▶ _Testo di partenza_
Martedì 21 Agosto 2012

Borseggi all'aeroporto
Orio, presa una coppia di cileni

Il meccanismo studiato era ben collaudato e lo avevano usato – secondo gli inquirenti – in diverse occasioni, sia a Orio al Serio che a Genova. Ma proprio quella è stata la loro rovina e li ha fatti finire in manette per furto, riconosciuti grazie ai filmati di videosorveglianza dagli uomini della polizia di frontiera dell'aeroporto di Orio.

In carcere in stato di fermo venerdì scorso è finita una coppia di cileni, che come bersaglio – secondo gli investigatori da un paio di mesi ormai – aveva le borsette e le ventiquattrore dei viaggiatori in transito all'aeroporto: si tratta di una donna di 61 anni, C. M. T. D. J., con almeno una ventina di alias nel suo curriculum, e di un uomo, H. L. A. E., di 52 anni, che per non farsi identificare si è bruciato i polpastrelli. Entrambi domiciliati nel milanese e difesi lei dall'avvocato Mario Pavone di Milano e lui dall'avvocato Matteo Acquaroli. I due sono stati sottoposti a fermo venerdì all'aeroporto di Orio, accusati in particolare di aver rubato l'1 agosto la borsa a una 59enne originaria di Sassari, con all'interno – oltre a documenti ed effetti personali – circa 400 euro in contanti e due telefoni cellulari. Quando la donna aveva sporto denuncia alla polizia di frontiera subito dopo il furto, gli agenti erano riusciti ad individuare subito i presunti responsabili grazie ai filmati delle telecamere di videosorveglianza all'interno dell'aeroporto: dal video avevano visto la derubata sedersi in uno dei posti di ristoro dello scalo, e ad un certo punto avevano notato i due cileni avvicinarsi. La 61enne veniva ripresa mentre si metteva in piedi accanto alla donna, che aveva allacciato la cinghia della borsetta alla spalliera della sedia. Il complice invece si era sistemato tra lei e la telecamera di sorveglianza. Pochi attimi dopo la cilena veniva ripresa mentre si allontanava in tutta tranquillità con la borsa appena rubata.

▶ _Compiti da svolgere_
**A)** Secondo l'articolo sui borseggi all'aeroporto di Orio, che cosa aveva fatto l'uomo fermato per non farsi identificare?
**B)** Riprendi l'articolo sui borseggi all'aeroporto di Orio e proseguilo dopo l'ultima frase riportata.
I dati non hanno alcun ruolo in questo lavoro.

▶ _Materiale fornito_

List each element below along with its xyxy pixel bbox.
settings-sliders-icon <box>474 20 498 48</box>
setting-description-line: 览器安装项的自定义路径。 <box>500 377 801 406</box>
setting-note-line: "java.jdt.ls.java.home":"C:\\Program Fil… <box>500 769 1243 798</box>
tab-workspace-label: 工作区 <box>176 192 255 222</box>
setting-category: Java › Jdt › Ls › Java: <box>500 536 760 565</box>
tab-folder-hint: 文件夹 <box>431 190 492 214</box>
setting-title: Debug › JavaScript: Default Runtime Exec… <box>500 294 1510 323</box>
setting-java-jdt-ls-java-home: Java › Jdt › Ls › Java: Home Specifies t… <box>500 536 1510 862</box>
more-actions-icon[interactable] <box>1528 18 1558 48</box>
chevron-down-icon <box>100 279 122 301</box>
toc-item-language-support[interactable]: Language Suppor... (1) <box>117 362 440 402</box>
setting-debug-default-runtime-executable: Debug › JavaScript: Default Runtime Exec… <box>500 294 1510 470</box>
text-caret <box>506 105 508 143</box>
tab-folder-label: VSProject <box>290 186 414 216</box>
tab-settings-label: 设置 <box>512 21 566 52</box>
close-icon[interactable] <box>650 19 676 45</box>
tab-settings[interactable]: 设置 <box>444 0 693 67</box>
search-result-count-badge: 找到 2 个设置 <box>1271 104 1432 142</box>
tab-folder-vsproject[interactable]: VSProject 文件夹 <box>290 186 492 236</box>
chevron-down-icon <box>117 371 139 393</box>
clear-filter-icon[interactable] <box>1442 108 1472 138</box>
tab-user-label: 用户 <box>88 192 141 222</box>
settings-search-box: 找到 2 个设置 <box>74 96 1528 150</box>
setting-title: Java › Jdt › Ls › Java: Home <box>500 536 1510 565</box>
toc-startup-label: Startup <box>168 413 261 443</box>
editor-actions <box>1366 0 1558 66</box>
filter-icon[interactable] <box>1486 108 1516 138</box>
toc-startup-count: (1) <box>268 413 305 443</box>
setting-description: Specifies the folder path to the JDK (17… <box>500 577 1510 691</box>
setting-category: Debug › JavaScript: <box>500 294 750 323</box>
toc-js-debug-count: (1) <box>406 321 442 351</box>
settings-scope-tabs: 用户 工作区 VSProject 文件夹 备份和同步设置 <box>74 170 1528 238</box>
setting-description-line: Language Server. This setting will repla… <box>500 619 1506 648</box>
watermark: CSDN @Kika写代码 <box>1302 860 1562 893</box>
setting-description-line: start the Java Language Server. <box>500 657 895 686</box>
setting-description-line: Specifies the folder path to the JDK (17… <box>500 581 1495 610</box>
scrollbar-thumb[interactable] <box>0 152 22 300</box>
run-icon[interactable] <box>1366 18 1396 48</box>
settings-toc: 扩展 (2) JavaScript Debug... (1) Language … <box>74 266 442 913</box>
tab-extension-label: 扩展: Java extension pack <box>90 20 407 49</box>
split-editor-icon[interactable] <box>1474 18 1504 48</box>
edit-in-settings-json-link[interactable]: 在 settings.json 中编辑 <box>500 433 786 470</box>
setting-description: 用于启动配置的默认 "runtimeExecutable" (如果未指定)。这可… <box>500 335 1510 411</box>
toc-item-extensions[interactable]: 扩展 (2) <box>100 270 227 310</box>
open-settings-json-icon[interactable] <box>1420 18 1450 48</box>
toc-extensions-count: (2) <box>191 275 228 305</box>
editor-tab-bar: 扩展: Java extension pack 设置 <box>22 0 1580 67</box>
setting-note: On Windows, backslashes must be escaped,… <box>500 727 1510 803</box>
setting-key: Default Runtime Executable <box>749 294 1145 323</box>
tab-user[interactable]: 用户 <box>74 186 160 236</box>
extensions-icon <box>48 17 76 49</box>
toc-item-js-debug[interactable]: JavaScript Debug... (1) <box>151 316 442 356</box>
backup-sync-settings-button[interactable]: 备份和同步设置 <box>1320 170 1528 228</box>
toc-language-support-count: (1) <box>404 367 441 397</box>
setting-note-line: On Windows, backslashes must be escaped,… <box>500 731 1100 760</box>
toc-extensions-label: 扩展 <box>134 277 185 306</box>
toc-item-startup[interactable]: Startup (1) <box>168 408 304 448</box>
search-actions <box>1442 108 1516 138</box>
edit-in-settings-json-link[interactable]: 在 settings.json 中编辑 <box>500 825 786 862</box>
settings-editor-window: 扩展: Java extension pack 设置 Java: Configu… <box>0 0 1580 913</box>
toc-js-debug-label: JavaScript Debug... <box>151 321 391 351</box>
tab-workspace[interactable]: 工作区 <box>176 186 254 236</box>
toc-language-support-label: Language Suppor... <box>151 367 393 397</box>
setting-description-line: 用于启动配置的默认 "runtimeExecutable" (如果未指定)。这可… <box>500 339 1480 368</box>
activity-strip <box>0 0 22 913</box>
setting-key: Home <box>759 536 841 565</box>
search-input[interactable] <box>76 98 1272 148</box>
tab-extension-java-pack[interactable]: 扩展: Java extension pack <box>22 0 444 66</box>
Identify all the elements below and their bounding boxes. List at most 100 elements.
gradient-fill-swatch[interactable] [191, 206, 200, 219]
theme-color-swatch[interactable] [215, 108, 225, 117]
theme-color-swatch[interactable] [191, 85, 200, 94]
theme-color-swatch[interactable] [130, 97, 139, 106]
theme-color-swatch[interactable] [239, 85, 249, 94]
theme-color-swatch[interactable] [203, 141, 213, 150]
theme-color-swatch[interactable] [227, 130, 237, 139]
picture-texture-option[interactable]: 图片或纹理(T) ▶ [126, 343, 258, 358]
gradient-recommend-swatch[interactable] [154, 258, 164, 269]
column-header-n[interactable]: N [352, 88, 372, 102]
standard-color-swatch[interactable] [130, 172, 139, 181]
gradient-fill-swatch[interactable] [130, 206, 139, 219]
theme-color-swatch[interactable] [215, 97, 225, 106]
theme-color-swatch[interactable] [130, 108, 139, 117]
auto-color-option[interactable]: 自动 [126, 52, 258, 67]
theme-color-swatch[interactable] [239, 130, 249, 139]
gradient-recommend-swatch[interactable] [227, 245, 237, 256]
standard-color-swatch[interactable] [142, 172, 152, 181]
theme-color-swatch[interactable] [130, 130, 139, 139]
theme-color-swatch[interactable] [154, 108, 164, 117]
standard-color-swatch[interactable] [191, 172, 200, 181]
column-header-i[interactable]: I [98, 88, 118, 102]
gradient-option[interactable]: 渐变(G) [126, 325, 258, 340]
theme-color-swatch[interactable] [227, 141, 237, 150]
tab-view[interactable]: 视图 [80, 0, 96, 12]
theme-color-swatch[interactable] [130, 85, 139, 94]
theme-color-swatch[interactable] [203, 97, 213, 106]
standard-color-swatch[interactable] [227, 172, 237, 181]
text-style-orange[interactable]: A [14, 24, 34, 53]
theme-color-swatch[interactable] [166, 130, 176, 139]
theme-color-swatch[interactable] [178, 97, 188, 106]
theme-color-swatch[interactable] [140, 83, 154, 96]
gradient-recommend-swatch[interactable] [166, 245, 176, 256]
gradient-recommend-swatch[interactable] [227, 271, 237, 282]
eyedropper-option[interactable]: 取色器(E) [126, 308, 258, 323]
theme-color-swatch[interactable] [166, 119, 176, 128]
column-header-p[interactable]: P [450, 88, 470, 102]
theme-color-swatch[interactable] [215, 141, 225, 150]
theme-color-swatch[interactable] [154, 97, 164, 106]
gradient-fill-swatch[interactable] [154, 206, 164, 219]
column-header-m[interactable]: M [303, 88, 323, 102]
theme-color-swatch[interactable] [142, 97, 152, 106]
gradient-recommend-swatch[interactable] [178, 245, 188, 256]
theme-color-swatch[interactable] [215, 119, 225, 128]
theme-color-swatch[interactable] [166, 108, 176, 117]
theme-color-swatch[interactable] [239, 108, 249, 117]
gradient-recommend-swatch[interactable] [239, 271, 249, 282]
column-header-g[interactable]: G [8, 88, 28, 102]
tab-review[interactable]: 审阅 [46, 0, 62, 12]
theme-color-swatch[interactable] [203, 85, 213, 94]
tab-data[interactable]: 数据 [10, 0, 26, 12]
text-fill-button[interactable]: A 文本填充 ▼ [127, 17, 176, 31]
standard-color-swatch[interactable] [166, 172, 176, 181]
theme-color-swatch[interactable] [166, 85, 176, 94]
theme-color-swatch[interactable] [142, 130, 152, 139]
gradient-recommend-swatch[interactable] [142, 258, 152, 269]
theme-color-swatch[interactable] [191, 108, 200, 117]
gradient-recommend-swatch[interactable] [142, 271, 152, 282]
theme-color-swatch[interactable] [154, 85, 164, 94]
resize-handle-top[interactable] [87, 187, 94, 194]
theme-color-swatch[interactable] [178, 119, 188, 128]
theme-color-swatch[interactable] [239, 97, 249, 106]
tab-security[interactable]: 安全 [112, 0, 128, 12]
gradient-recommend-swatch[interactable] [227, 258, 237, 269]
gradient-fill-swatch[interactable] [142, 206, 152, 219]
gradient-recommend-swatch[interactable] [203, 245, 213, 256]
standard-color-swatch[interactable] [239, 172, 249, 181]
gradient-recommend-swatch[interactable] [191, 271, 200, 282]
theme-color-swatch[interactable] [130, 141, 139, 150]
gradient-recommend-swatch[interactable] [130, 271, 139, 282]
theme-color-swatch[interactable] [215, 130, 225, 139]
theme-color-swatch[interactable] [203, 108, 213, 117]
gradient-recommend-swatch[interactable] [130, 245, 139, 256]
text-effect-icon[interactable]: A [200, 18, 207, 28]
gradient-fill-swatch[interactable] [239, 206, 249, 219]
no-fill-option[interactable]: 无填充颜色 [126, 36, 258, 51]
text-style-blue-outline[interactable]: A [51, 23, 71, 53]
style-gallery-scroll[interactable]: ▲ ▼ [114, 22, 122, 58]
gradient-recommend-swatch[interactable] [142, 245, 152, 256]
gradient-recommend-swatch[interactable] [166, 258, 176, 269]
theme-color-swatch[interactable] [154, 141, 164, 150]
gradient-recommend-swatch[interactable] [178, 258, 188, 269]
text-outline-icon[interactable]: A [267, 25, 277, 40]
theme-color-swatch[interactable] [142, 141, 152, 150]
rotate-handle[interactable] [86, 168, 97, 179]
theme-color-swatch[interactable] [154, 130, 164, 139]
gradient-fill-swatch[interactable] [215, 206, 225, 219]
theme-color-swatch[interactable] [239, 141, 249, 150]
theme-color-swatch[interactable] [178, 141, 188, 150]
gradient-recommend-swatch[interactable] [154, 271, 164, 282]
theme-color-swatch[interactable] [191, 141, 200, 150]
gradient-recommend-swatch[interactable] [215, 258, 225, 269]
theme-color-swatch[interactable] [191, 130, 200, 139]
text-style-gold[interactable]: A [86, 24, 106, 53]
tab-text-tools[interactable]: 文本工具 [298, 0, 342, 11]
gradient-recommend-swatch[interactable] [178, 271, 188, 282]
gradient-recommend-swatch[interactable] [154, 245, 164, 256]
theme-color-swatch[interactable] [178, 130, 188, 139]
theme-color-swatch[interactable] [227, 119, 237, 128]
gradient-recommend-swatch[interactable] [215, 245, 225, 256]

▶ _Risposte scritte_
**A)** Si era bruciato i polpastrelli.

**B)**
Venerdì gli agenti, che dopo aver visto quel filmato erano sulle tracce dei due cileni e avevano già organizzato anche vari appostamenti in borghese nel tentativo di rintracciarli, li hanno nuovamente notati all'aeroporto e li hanno tenuti accuratamente sotto controllo: così facendo li hanno visti bazzicare tra le aree ristoro, cercando di mettere in atto la stessa tecnica della volta precedente, senza fortunatamente riuscirci. Sono quindi entrati in azione, bloccandoli, e quando li hanno identificati hanno scoperto che a carico della 61enne c'era anche un ordine di custodia cautelare per reati del tutto analoghi commessi però a Genova, emesso il 31 luglio. Per i due è quindi scattato il fermo e si sono aperte le porte del carcere, dove sono stati interrogati dal giudice per le indagini preliminari. L'uomo, incensurato, ha ammesso la sua responsabilità, mentre la donna ha respinto le accuse: per lui è stata disposta la scarcerazione, confermata la custodia in carcere invece per la complice.